----- PROVIDED RECORDS -----

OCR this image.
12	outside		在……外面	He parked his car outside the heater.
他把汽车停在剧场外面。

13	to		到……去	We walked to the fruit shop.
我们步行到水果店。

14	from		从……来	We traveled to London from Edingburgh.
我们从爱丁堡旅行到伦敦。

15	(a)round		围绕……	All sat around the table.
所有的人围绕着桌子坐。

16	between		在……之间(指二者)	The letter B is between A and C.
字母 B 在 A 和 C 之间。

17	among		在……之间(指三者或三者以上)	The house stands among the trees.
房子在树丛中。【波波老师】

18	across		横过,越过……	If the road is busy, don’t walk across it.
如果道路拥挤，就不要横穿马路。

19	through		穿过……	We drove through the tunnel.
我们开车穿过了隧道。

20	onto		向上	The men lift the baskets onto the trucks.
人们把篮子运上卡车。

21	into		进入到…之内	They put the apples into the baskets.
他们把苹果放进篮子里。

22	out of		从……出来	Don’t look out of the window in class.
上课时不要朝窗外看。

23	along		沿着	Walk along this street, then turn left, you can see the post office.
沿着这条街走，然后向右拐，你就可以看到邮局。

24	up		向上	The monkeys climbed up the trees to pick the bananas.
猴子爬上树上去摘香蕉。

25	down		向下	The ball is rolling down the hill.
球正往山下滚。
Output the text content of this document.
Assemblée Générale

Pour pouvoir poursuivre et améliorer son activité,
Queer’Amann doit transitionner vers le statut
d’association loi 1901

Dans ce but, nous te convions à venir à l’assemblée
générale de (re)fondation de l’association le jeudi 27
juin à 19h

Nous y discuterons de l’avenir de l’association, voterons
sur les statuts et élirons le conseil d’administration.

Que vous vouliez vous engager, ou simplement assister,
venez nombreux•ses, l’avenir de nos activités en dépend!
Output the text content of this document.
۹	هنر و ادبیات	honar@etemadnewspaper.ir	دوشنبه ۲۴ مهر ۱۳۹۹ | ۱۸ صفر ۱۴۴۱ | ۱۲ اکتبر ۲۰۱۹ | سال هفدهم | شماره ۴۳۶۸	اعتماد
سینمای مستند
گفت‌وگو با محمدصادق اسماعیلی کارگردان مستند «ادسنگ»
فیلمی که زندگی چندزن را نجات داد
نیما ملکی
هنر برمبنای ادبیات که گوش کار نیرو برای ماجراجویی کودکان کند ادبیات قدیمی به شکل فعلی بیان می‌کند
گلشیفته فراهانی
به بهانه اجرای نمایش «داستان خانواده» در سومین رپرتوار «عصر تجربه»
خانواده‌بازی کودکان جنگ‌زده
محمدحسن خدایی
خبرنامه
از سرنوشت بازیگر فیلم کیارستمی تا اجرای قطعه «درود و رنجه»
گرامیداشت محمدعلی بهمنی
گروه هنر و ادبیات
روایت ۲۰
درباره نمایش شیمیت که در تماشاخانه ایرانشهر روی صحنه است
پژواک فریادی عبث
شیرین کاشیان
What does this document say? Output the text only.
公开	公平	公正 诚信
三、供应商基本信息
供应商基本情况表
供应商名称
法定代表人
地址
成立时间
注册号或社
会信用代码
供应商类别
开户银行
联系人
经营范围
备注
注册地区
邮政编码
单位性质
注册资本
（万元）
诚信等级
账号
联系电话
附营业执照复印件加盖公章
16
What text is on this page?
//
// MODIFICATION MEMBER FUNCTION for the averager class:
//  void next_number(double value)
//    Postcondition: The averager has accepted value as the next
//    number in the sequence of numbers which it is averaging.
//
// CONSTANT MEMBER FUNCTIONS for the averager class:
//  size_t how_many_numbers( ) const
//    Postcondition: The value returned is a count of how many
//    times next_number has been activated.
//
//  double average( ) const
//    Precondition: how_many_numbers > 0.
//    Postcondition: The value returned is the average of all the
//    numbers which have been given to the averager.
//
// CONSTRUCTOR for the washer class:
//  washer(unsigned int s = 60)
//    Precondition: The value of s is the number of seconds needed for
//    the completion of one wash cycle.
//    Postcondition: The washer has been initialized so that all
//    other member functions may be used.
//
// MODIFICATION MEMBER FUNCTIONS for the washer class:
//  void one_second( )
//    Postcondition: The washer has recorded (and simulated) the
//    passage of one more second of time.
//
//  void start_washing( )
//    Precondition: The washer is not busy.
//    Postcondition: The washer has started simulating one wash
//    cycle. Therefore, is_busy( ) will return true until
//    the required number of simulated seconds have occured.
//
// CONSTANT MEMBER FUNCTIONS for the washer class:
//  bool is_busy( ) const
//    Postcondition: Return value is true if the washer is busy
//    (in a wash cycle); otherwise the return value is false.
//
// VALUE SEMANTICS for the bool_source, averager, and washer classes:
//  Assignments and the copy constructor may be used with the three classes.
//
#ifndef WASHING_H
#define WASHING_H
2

-----

• JOB
Give the entries once more, exactly as they appear.

• FULL RESPONSE
OCR this image.
12	outside		在……外面	He parked his car outside the heater.
他把汽车停在剧场外面。

13	to		到……去	We walked to the fruit shop.
我们步行到水果店。

14	from		从……来	We traveled to London from Edingburgh.
我们从爱丁堡旅行到伦敦。

15	(a)round		围绕……	All sat around the table.
所有的人围绕着桌子坐。

16	between		在……之间(指二者)	The letter B is between A and C.
字母 B 在 A 和 C 之间。

17	among		在……之间(指三者或三者以上)	The house stands among the trees.
房子在树丛中。【波波老师】

18	across		横过,越过……	If the road is busy, don’t walk across it.
如果道路拥挤，就不要横穿马路。

19	through		穿过……	We drove through the tunnel.
我们开车穿过了隧道。

20	onto		向上	The men lift the baskets onto the trucks.
人们把篮子运上卡车。

21	into		进入到…之内	They put the apples into the baskets.
他们把苹果放进篮子里。

22	out of		从……出来	Don’t look out of the window in class.
上课时不要朝窗外看。

23	along		沿着	Walk along this street, then turn left, you can see the post office.
沿着这条街走，然后向右拐，你就可以看到邮局。

24	up		向上	The monkeys climbed up the trees to pick the bananas.
猴子爬上树上去摘香蕉。

25	down		向下	The ball is rolling down the hill.
球正往山下滚。
Output the text content of this document.
Assemblée Générale

Pour pouvoir poursuivre et améliorer son activité,
Queer’Amann doit transitionner vers le statut
d’association loi 1901

Dans ce but, nous te convions à venir à l’assemblée
générale de (re)fondation de l’association le jeudi 27
juin à 19h

Nous y discuterons de l’avenir de l’association, voterons
sur les statuts et élirons le conseil d’administration.

Que vous vouliez vous engager, ou simplement assister,
venez nombreux•ses, l’avenir de nos activités en dépend!
Output the text content of this document.
۹	هنر و ادبیات	honar@etemadnewspaper.ir	دوشنبه ۲۴ مهر ۱۳۹۹ | ۱۸ صفر ۱۴۴۱ | ۱۲ اکتبر ۲۰۱۹ | سال هفدهم | شماره ۴۳۶۸	اعتماد
سینمای مستند
گفت‌وگو با محمدصادق اسماعیلی کارگردان مستند «ادسنگ»
فیلمی که زندگی چندزن را نجات داد
نیما ملکی
هنر برمبنای ادبیات که گوش کار نیرو برای ماجراجویی کودکان کند ادبیات قدیمی به شکل فعلی بیان می‌کند
گلشیفته فراهانی
به بهانه اجرای نمایش «داستان خانواده» در سومین رپرتوار «عصر تجربه»
خانواده‌بازی کودکان جنگ‌زده
محمدحسن خدایی
خبرنامه
از سرنوشت بازیگر فیلم کیارستمی تا اجرای قطعه «درود و رنجه»
گرامیداشت محمدعلی بهمنی
گروه هنر و ادبیات
روایت ۲۰
درباره نمایش شیمیت که در تماشاخانه ایرانشهر روی صحنه است
پژواک فریادی عبث
شیرین کاشیان
What does this document say? Output the text only.
公开	公平	公正 诚信
三、供应商基本信息
供应商基本情况表
供应商名称
法定代表人
地址
成立时间
注册号或社
会信用代码
供应商类别
开户银行
联系人
经营范围
备注
注册地区
邮政编码
单位性质
注册资本
（万元）
诚信等级
账号
联系电话
附营业执照复印件加盖公章
16
What text is on this page?
//
// MODIFICATION MEMBER FUNCTION for the averager class:
//  void next_number(double value)
//    Postcondition: The averager has accepted value as the next
//    number in the sequence of numbers which it is averaging.
//
// CONSTANT MEMBER FUNCTIONS for the averager class:
//  size_t how_many_numbers( ) const
//    Postcondition: The value returned is a count of how many
//    times next_number has been activated.
//
//  double average( ) const
//    Precondition: how_many_numbers > 0.
//    Postcondition: The value returned is the average of all the
//    numbers which have been given to the averager.
//
// CONSTRUCTOR for the washer class:
//  washer(unsigned int s = 60)
//    Precondition: The value of s is the number of seconds needed for
//    the completion of one wash cycle.
//    Postcondition: The washer has been initialized so that all
//    other member functions may be used.
//
// MODIFICATION MEMBER FUNCTIONS for the washer class:
//  void one_second( )
//    Postcondition: The washer has recorded (and simulated) the
//    passage of one more second of time.
//
//  void start_washing( )
//    Precondition: The washer is not busy.
//    Postcondition: The washer has started simulating one wash
//    cycle. Therefore, is_busy( ) will return true until
//    the required number of simulated seconds have occured.
//
// CONSTANT MEMBER FUNCTIONS for the washer class:
//  bool is_busy( ) const
//    Postcondition: Return value is true if the washer is busy
//    (in a wash cycle); otherwise the return value is false.
//
// VALUE SEMANTICS for the bool_source, averager, and washer classes:
//  Assignments and the copy constructor may be used with the three classes.
//
#ifndef WASHING_H
#define WASHING_H
2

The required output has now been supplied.